● **Exercise input**:
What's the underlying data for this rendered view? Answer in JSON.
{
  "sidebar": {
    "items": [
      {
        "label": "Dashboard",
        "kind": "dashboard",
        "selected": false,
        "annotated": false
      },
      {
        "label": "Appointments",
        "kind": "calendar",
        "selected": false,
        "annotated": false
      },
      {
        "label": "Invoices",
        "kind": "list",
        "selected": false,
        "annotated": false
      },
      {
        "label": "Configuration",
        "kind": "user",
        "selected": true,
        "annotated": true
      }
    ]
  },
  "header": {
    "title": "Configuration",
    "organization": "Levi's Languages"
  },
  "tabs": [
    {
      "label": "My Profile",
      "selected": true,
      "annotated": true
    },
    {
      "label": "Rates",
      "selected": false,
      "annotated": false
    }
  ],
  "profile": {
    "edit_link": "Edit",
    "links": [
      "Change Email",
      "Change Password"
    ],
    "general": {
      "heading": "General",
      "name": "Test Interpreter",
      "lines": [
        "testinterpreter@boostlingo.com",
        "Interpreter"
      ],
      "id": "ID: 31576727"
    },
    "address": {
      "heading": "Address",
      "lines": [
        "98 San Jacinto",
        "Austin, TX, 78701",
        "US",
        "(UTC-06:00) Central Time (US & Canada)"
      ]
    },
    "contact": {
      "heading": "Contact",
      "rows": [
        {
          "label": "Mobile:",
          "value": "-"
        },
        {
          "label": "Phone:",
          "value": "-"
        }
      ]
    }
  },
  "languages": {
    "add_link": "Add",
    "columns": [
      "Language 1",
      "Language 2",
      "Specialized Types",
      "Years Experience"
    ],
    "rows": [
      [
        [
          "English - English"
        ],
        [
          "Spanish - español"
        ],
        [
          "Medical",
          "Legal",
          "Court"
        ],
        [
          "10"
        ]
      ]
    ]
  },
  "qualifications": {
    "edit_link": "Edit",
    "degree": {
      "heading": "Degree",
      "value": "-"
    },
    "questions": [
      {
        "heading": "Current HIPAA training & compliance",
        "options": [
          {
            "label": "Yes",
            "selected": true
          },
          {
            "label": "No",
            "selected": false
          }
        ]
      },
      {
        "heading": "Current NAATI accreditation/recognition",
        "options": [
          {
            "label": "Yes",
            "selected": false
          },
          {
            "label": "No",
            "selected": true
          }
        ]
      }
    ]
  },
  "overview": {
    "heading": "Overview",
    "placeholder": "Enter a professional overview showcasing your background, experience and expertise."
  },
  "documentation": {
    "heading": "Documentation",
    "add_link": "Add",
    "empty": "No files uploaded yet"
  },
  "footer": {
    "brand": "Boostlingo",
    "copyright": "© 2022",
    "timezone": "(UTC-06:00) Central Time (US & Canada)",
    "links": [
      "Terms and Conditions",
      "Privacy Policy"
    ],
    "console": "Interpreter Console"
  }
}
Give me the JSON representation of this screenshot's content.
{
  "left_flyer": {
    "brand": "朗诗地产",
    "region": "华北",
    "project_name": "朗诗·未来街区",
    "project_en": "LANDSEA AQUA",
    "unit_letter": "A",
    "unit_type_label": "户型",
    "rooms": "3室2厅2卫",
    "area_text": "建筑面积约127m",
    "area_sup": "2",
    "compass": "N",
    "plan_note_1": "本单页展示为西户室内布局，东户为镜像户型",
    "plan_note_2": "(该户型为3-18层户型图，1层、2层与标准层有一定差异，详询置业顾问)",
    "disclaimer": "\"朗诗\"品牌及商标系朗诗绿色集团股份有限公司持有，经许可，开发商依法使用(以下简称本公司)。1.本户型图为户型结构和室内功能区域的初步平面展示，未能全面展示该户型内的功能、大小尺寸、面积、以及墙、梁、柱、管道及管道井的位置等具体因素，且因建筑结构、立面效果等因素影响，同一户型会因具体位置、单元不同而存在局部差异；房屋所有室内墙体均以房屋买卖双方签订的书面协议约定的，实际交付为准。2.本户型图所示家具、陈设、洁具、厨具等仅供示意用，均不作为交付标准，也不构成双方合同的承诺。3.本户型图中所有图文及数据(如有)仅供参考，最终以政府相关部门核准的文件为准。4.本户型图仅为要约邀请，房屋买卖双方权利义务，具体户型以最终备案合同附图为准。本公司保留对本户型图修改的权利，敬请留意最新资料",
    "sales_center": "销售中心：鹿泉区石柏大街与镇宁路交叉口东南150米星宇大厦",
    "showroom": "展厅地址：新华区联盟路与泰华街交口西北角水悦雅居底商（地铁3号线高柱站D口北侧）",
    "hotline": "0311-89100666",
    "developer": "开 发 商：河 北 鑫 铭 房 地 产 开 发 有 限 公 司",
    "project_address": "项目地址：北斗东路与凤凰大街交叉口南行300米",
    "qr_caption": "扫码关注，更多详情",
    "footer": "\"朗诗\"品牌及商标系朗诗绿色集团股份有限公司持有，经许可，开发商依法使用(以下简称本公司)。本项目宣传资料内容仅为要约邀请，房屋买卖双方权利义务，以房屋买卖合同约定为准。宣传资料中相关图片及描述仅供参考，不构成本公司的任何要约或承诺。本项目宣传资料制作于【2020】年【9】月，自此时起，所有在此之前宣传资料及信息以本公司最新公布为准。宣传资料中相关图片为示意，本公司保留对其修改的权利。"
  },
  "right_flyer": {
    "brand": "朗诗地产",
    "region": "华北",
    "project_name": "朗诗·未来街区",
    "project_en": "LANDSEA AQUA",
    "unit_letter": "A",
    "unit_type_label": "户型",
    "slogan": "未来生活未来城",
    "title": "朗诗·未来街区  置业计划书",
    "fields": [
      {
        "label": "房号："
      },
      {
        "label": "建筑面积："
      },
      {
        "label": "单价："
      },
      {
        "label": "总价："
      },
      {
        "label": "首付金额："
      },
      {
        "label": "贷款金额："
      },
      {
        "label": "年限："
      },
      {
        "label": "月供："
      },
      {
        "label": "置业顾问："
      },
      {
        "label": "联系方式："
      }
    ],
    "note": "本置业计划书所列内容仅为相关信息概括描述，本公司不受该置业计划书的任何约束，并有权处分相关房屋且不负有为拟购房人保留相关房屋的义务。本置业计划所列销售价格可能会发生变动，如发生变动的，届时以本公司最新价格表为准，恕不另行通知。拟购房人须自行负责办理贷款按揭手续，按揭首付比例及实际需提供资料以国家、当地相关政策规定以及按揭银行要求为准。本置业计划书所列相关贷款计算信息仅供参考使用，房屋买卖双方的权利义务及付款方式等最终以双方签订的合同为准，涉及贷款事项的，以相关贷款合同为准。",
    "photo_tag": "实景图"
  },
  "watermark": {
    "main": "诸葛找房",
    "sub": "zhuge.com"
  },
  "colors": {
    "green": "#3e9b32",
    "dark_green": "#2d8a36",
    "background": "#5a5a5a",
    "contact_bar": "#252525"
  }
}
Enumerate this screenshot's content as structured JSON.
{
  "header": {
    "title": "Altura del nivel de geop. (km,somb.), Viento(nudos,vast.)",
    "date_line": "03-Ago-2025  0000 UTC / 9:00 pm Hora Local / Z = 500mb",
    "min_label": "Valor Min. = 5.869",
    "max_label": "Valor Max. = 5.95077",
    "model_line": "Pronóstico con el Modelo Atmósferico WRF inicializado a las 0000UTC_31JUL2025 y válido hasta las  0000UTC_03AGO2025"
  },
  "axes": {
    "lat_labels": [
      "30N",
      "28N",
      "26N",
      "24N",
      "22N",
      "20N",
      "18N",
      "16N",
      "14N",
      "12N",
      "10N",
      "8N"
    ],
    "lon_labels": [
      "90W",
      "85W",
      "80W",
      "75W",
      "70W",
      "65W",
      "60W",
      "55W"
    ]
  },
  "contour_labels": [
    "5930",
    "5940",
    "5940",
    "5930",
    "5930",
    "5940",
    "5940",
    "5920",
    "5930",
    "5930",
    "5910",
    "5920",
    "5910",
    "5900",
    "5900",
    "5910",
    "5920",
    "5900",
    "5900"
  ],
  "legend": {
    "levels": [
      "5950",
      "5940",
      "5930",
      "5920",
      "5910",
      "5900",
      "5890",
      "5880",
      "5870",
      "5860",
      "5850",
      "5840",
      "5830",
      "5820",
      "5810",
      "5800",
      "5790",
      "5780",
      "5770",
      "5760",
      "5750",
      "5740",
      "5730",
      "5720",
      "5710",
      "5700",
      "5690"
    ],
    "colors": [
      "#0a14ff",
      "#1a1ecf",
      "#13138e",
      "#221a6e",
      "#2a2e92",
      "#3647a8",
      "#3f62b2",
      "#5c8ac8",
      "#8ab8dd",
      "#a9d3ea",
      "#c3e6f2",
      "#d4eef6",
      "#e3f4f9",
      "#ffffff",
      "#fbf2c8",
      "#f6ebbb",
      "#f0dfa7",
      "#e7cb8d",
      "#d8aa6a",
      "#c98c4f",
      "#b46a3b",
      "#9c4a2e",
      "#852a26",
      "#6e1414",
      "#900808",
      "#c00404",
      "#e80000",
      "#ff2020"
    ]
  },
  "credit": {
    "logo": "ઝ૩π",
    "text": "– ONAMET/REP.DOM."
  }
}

● **Prompt**: In the entries above, find every line holding the word "this" and copy it out.

● **Answer to the problem**:
What's the underlying data for this rendered view? Answer in JSON.
Give me the JSON representation of this screenshot's content.
Enumerate this screenshot's content as structured JSON.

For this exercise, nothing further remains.